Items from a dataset

+-------+

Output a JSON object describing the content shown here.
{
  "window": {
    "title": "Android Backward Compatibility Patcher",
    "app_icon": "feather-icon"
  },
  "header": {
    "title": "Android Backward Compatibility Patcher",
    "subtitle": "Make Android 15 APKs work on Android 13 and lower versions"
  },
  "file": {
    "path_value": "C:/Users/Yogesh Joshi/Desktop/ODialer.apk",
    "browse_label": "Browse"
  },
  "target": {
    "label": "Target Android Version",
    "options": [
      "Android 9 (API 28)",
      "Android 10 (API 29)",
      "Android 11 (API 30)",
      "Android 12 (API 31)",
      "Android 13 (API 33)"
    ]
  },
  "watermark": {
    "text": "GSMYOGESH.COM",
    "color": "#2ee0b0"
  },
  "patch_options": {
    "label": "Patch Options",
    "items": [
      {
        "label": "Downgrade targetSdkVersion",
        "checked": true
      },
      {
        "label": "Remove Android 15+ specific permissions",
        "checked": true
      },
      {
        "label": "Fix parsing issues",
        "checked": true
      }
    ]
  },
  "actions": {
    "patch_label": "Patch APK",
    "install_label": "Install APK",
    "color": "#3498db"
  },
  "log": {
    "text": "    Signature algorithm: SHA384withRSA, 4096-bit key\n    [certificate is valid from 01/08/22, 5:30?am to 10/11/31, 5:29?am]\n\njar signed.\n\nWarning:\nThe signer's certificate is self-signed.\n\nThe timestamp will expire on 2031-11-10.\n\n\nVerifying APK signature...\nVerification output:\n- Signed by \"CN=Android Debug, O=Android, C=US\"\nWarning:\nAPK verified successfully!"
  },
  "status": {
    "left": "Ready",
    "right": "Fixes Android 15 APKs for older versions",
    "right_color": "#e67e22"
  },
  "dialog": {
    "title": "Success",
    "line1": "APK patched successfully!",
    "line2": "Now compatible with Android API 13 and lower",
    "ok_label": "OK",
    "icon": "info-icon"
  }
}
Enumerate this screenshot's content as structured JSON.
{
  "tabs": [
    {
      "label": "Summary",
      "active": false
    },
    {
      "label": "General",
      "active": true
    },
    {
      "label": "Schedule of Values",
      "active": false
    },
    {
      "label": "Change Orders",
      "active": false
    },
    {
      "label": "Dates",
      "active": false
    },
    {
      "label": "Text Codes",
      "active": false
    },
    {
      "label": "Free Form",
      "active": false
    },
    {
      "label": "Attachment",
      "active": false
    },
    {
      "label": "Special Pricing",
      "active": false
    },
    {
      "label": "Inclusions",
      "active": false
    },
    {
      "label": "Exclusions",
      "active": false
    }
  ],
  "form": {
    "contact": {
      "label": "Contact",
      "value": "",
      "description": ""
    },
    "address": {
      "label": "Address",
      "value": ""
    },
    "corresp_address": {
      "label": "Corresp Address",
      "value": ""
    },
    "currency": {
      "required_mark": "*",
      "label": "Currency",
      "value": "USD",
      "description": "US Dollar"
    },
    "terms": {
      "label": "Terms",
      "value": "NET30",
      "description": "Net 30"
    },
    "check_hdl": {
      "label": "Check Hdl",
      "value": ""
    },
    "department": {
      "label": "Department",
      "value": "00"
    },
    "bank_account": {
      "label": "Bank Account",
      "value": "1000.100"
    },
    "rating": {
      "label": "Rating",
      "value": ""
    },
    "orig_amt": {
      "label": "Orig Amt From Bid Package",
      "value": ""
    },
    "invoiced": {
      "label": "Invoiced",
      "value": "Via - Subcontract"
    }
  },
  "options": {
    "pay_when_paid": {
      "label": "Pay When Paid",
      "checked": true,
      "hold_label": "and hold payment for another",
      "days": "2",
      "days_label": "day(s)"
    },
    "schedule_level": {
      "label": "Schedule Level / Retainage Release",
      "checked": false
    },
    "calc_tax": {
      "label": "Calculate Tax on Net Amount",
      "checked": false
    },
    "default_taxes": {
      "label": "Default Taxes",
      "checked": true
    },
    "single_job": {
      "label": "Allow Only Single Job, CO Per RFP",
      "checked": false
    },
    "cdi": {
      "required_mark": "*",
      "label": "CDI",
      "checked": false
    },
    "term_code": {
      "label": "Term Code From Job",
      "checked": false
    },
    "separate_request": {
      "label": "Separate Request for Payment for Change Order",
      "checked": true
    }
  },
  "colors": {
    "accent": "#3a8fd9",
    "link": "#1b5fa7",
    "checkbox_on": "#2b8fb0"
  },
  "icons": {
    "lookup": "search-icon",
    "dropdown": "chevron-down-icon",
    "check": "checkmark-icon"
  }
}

+-------+

Above are the records; copy all of them exactly.

**Answer to this task**
Output a JSON object describing the content shown here.
{
  "window": {
    "title": "Android Backward Compatibility Patcher",
    "app_icon": "feather-icon"
  },
  "header": {
    "title": "Android Backward Compatibility Patcher",
    "subtitle": "Make Android 15 APKs work on Android 13 and lower versions"
  },
  "file": {
    "path_value": "C:/Users/Yogesh Joshi/Desktop/ODialer.apk",
    "browse_label": "Browse"
  },
  "target": {
    "label": "Target Android Version",
    "options": [
      "Android 9 (API 28)",
      "Android 10 (API 29)",
      "Android 11 (API 30)",
      "Android 12 (API 31)",
      "Android 13 (API 33)"
    ]
  },
  "watermark": {
    "text": "GSMYOGESH.COM",
    "color": "#2ee0b0"
  },
  "patch_options": {
    "label": "Patch Options",
    "items": [
      {
        "label": "Downgrade targetSdkVersion",
        "checked": true
      },
      {
        "label": "Remove Android 15+ specific permissions",
        "checked": true
      },
      {
        "label": "Fix parsing issues",
        "checked": true
      }
    ]
  },
  "actions": {
    "patch_label": "Patch APK",
    "install_label": "Install APK",
    "color": "#3498db"
  },
  "log": {
    "text": "    Signature algorithm: SHA384withRSA, 4096-bit key\n    [certificate is valid from 01/08/22, 5:30?am to 10/11/31, 5:29?am]\n\njar signed.\n\nWarning:\nThe signer's certificate is self-signed.\n\nThe timestamp will expire on 2031-11-10.\n\n\nVerifying APK signature...\nVerification output:\n- Signed by \"CN=Android Debug, O=Android, C=US\"\nWarning:\nAPK verified successfully!"
  },
  "status": {
    "left": "Ready",
    "right": "Fixes Android 15 APKs for older versions",
    "right_color": "#e67e22"
  },
  "dialog": {
    "title": "Success",
    "line1": "APK patched successfully!",
    "line2": "Now compatible with Android API 13 and lower",
    "ok_label": "OK",
    "icon": "info-icon"
  }
}
Enumerate this screenshot's content as structured JSON.
{
  "tabs": [
    {
      "label": "Summary",
      "active": false
    },
    {
      "label": "General",
      "active": true
    },
    {
      "label": "Schedule of Values",
      "active": false
    },
    {
      "label": "Change Orders",
      "active": false
    },
    {
      "label": "Dates",
      "active": false
    },
    {
      "label": "Text Codes",
      "active": false
    },
    {
      "label": "Free Form",
      "active": false
    },
    {
      "label": "Attachment",
      "active": false
    },
    {
      "label": "Special Pricing",
      "active": false
    },
    {
      "label": "Inclusions",
      "active": false
    },
    {
      "label": "Exclusions",
      "active": false
    }
  ],
  "form": {
    "contact": {
      "label": "Contact",
      "value": "",
      "description": ""
    },
    "address": {
      "label": "Address",
      "value": ""
    },
    "corresp_address": {
      "label": "Corresp Address",
      "value": ""
    },
    "currency": {
      "required_mark": "*",
      "label": "Currency",
      "value": "USD",
      "description": "US Dollar"
    },
    "terms": {
      "label": "Terms",
      "value": "NET30",
      "description": "Net 30"
    },
    "check_hdl": {
      "label": "Check Hdl",
      "value": ""
    },
    "department": {
      "label": "Department",
      "value": "00"
    },
    "bank_account": {
      "label": "Bank Account",
      "value": "1000.100"
    },
    "rating": {
      "label": "Rating",
      "value": ""
    },
    "orig_amt": {
      "label": "Orig Amt From Bid Package",
      "value": ""
    },
    "invoiced": {
      "label": "Invoiced",
      "value": "Via - Subcontract"
    }
  },
  "options": {
    "pay_when_paid": {
      "label": "Pay When Paid",
      "checked": true,
      "hold_label": "and hold payment for another",
      "days": "2",
      "days_label": "day(s)"
    },
    "schedule_level": {
      "label": "Schedule Level / Retainage Release",
      "checked": false
    },
    "calc_tax": {
      "label": "Calculate Tax on Net Amount",
      "checked": false
    },
    "default_taxes": {
      "label": "Default Taxes",
      "checked": true
    },
    "single_job": {
      "label": "Allow Only Single Job, CO Per RFP",
      "checked": false
    },
    "cdi": {
      "required_mark": "*",
      "label": "CDI",
      "checked": false
    },
    "term_code": {
      "label": "Term Code From Job",
      "checked": false
    },
    "separate_request": {
      "label": "Separate Request for Payment for Change Order",
      "checked": true
    }
  },
  "colors": {
    "accent": "#3a8fd9",
    "link": "#1b5fa7",
    "checkbox_on": "#2b8fb0"
  },
  "icons": {
    "lookup": "search-icon",
    "dropdown": "chevron-down-icon",
    "check": "checkmark-icon"
  }
}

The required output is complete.